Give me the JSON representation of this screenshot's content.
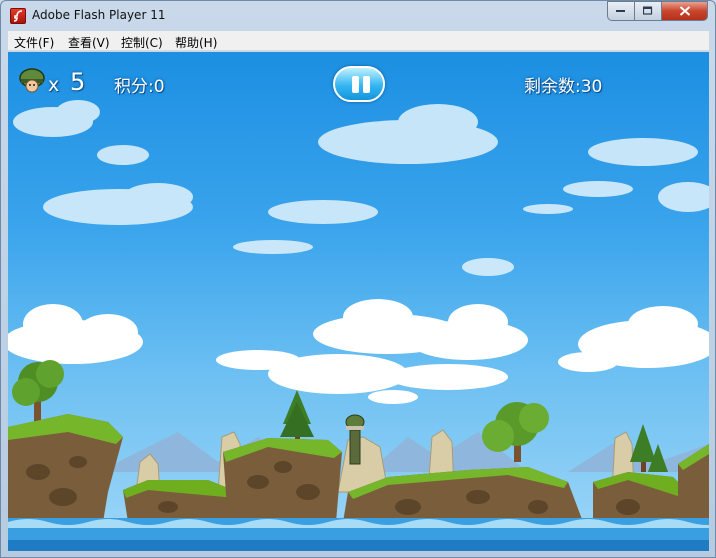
{
  "window": {
    "title": "Adobe Flash Player 11"
  },
  "menu": {
    "items": [
      {
        "label": "文件(F)"
      },
      {
        "label": "查看(V)"
      },
      {
        "label": "控制(C)"
      },
      {
        "label": "帮助(H)"
      }
    ]
  },
  "hud": {
    "lives_prefix": "x",
    "lives": "5",
    "score_label": "积分:0",
    "remaining_label": "剩余数:30"
  },
  "icons": {
    "app": "flash-icon",
    "lives": "soldier-helmet-icon",
    "pause": "pause-icon"
  },
  "colors": {
    "sky_top": "#1c8fe2",
    "grass": "#6fae1f",
    "water": "#3a9fe0"
  }
}
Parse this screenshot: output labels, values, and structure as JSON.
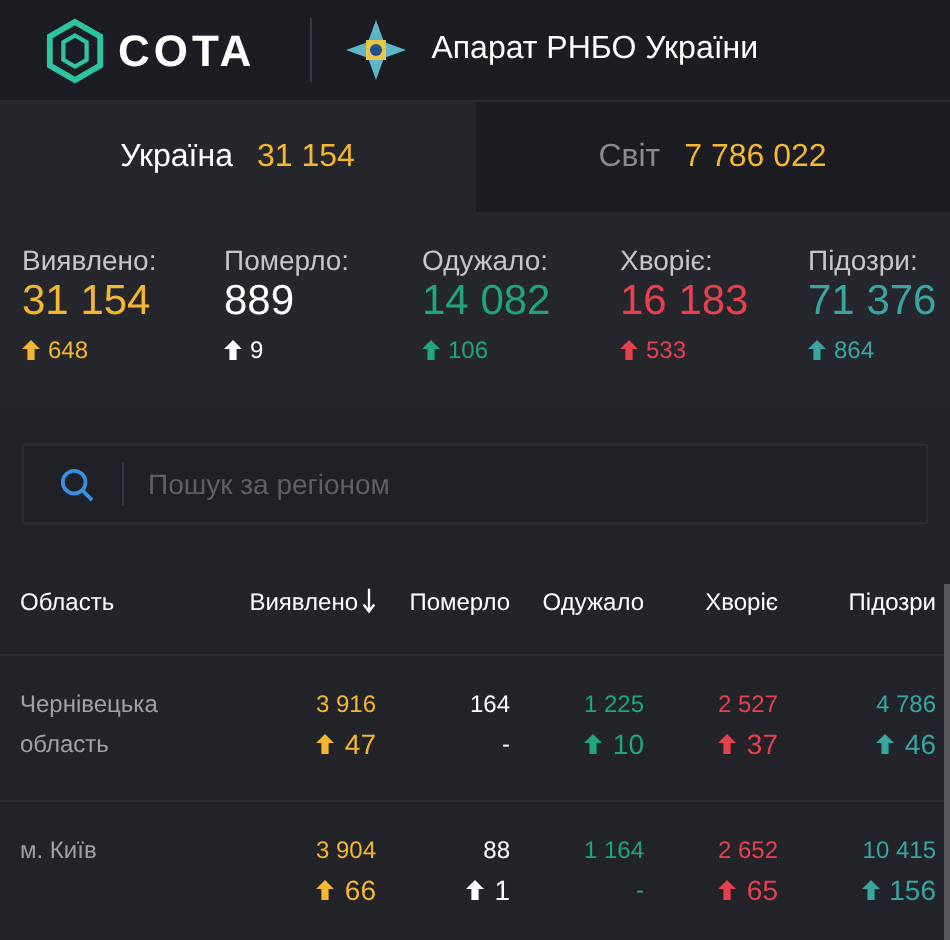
{
  "header": {
    "brand": "COTA",
    "title": "Апарат РНБО України"
  },
  "tabs": [
    {
      "label": "Україна",
      "count": "31 154",
      "selected": true
    },
    {
      "label": "Світ",
      "count": "7 786 022",
      "selected": false
    }
  ],
  "stats": [
    {
      "kind": "confirmed",
      "label": "Виявлено:",
      "value": "31 154",
      "delta": "648"
    },
    {
      "kind": "deaths",
      "label": "Померло:",
      "value": "889",
      "delta": "9"
    },
    {
      "kind": "recovered",
      "label": "Одужало:",
      "value": "14 082",
      "delta": "106"
    },
    {
      "kind": "sick",
      "label": "Хворіє:",
      "value": "16 183",
      "delta": "533"
    },
    {
      "kind": "suspected",
      "label": "Підозри:",
      "value": "71 376",
      "delta": "864"
    }
  ],
  "search": {
    "placeholder": "Пошук за регіоном"
  },
  "table": {
    "columns": [
      {
        "label": "Область",
        "kind": "region",
        "sorted": false
      },
      {
        "label": "Виявлено",
        "kind": "confirmed",
        "sorted": true
      },
      {
        "label": "Померло",
        "kind": "deaths",
        "sorted": false
      },
      {
        "label": "Одужало",
        "kind": "recovered",
        "sorted": false
      },
      {
        "label": "Хворіє",
        "kind": "sick",
        "sorted": false
      },
      {
        "label": "Підозри",
        "kind": "suspected",
        "sorted": false
      }
    ],
    "rows": [
      {
        "cells": [
          {
            "value": "Чернівецька область"
          },
          {
            "value": "3 916",
            "delta": "47",
            "rising": true
          },
          {
            "value": "164",
            "delta": "-",
            "rising": false
          },
          {
            "value": "1 225",
            "delta": "10",
            "rising": true
          },
          {
            "value": "2 527",
            "delta": "37",
            "rising": true
          },
          {
            "value": "4 786",
            "delta": "46",
            "rising": true
          }
        ]
      },
      {
        "cells": [
          {
            "value": "м. Київ"
          },
          {
            "value": "3 904",
            "delta": "66",
            "rising": true
          },
          {
            "value": "88",
            "delta": "1",
            "rising": true
          },
          {
            "value": "1 164",
            "delta": "-",
            "rising": false
          },
          {
            "value": "2 652",
            "delta": "65",
            "rising": true
          },
          {
            "value": "10 415",
            "delta": "156",
            "rising": true
          }
        ]
      }
    ]
  }
}
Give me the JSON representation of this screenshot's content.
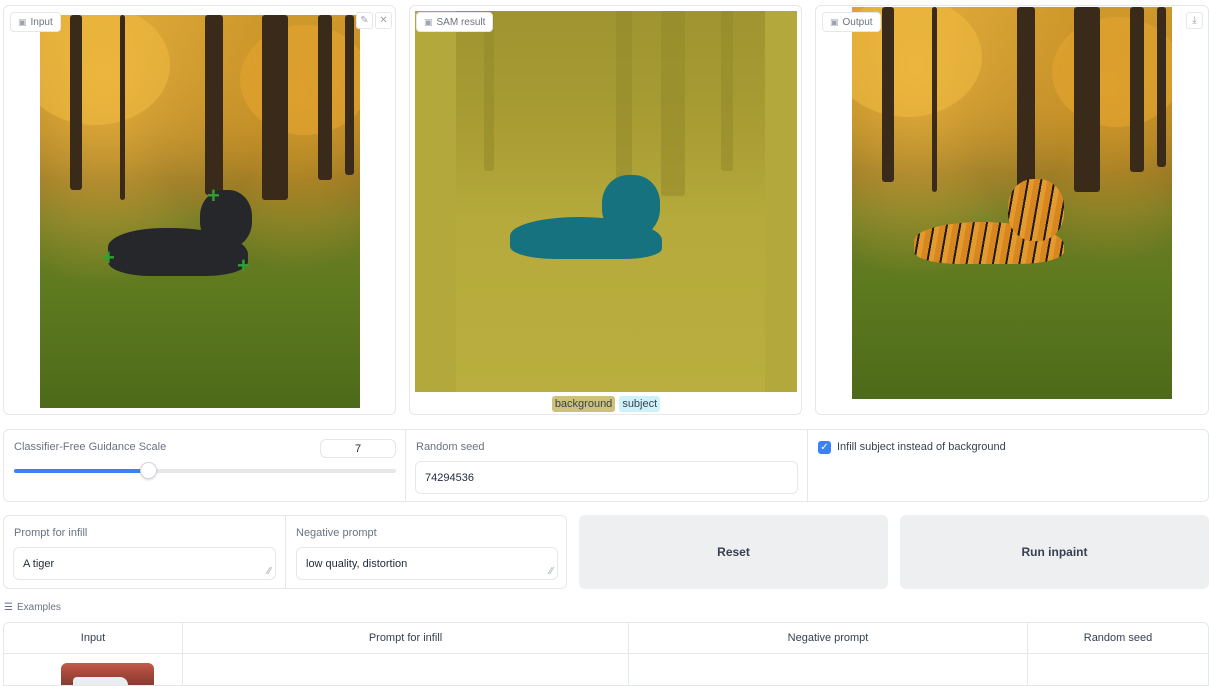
{
  "panels": {
    "input": {
      "label": "Input"
    },
    "sam": {
      "label": "SAM result",
      "legend": [
        "background",
        "subject"
      ]
    },
    "output": {
      "label": "Output"
    }
  },
  "icons": {
    "panel": "image-icon",
    "edit": "pencil-icon",
    "clear": "close-icon",
    "download": "download-icon",
    "examples": "menu-icon"
  },
  "controls": {
    "cfg": {
      "label": "Classifier-Free Guidance Scale",
      "value": "7",
      "fraction": 0.35
    },
    "seed": {
      "label": "Random seed",
      "value": "74294536"
    },
    "infill": {
      "label": "Infill subject instead of background",
      "checked": true
    }
  },
  "prompts": {
    "infill": {
      "label": "Prompt for infill",
      "value": "A tiger"
    },
    "negative": {
      "label": "Negative prompt",
      "value": "low quality, distortion"
    }
  },
  "buttons": {
    "reset": "Reset",
    "run": "Run inpaint"
  },
  "examples": {
    "title": "Examples",
    "columns": [
      "Input",
      "Prompt for infill",
      "Negative prompt",
      "Random seed"
    ]
  },
  "colors": {
    "accent": "#3b82f6",
    "sam_background": "#b3a83c",
    "sam_subject": "#17727f"
  }
}
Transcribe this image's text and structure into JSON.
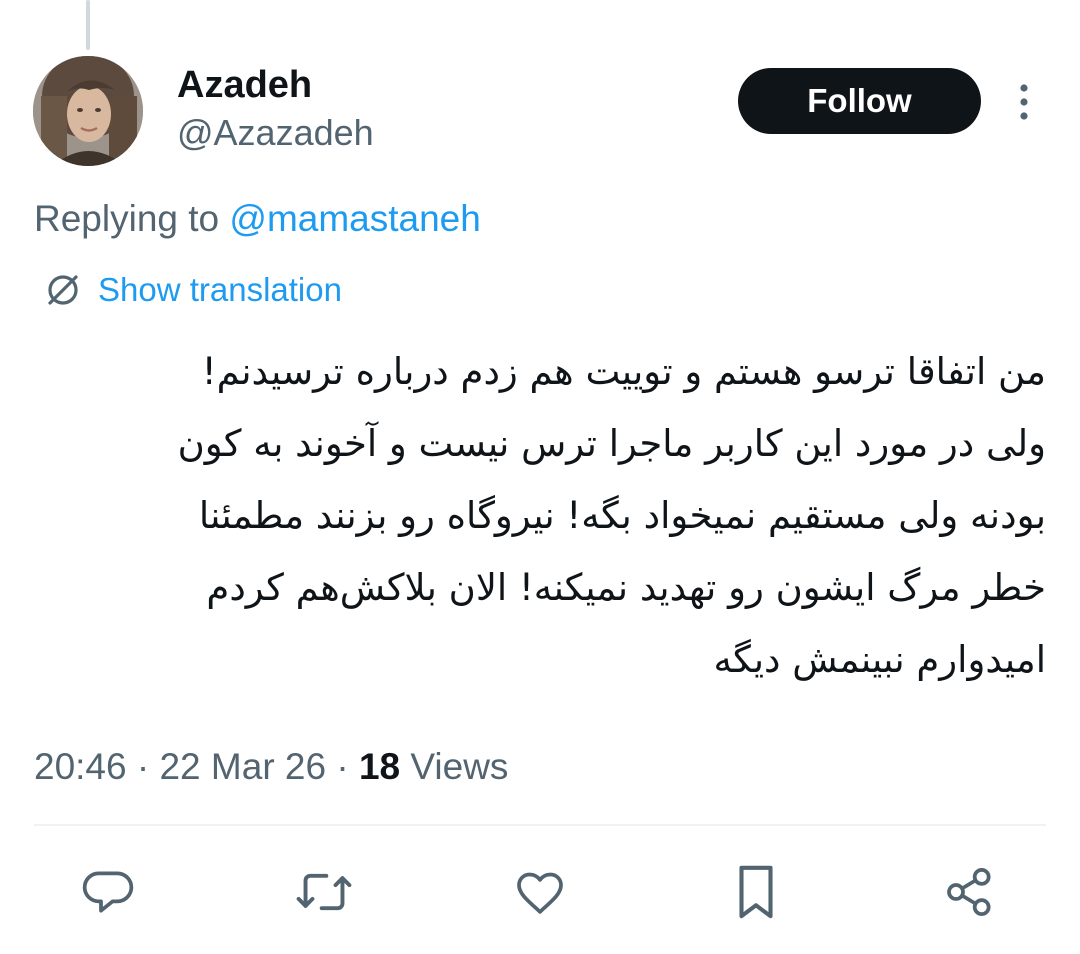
{
  "author": {
    "display_name": "Azadeh",
    "handle": "@Azazadeh"
  },
  "header": {
    "follow_label": "Follow",
    "more_icon": "more-vertical-icon"
  },
  "reply": {
    "prefix": "Replying to ",
    "mention": "@mamastaneh"
  },
  "translation": {
    "label": "Show translation",
    "icon": "globe-translate-icon"
  },
  "tweet": {
    "lines": [
      "من اتفاقا ترسو هستم و توییت هم زدم درباره ترسیدنم!",
      "ولی در مورد این کاربر ماجرا ترس نیست و آخوند به کون",
      "بودنه ولی مستقیم نمیخواد بگه! نیروگاه رو بزنند مطمئنا",
      "خطر مرگ ایشون رو تهدید نمیکنه! الان بلاکش‌هم کردم",
      "امیدوارم نبینمش دیگه"
    ]
  },
  "meta": {
    "time": "20:46",
    "separator": " · ",
    "date": "22 Mar 26",
    "views_count": "18",
    "views_label": " Views"
  },
  "actions": [
    "reply-icon",
    "retweet-icon",
    "like-icon",
    "bookmark-icon",
    "share-icon"
  ],
  "colors": {
    "text": "#0f1419",
    "secondary": "#536471",
    "link": "#1d9bf0",
    "follow_bg": "#0f1419",
    "icon": "#536471"
  }
}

-- Exercise task --
Every line from the one with "Transcribe this image's" through the last line of the material gets printed exactly, and nothing more. Omit the pictures.

-- Exercise response --
Transcribe this image's text and structure into JSON.
{
  "author": {
    "display_name": "Azadeh",
    "handle": "@Azazadeh"
  },
  "header": {
    "follow_label": "Follow",
    "more_icon": "more-vertical-icon"
  },
  "reply": {
    "prefix": "Replying to ",
    "mention": "@mamastaneh"
  },
  "translation": {
    "label": "Show translation",
    "icon": "globe-translate-icon"
  },
  "tweet": {
    "lines": [
      "من اتفاقا ترسو هستم و توییت هم زدم درباره ترسیدنم!",
      "ولی در مورد این کاربر ماجرا ترس نیست و آخوند به کون",
      "بودنه ولی مستقیم نمیخواد بگه! نیروگاه رو بزنند مطمئنا",
      "خطر مرگ ایشون رو تهدید نمیکنه! الان بلاکش‌هم کردم",
      "امیدوارم نبینمش دیگه"
    ]
  },
  "meta": {
    "time": "20:46",
    "separator": " · ",
    "date": "22 Mar 26",
    "views_count": "18",
    "views_label": " Views"
  },
  "actions": [
    "reply-icon",
    "retweet-icon",
    "like-icon",
    "bookmark-icon",
    "share-icon"
  ],
  "colors": {
    "text": "#0f1419",
    "secondary": "#536471",
    "link": "#1d9bf0",
    "follow_bg": "#0f1419",
    "icon": "#536471"
  }
}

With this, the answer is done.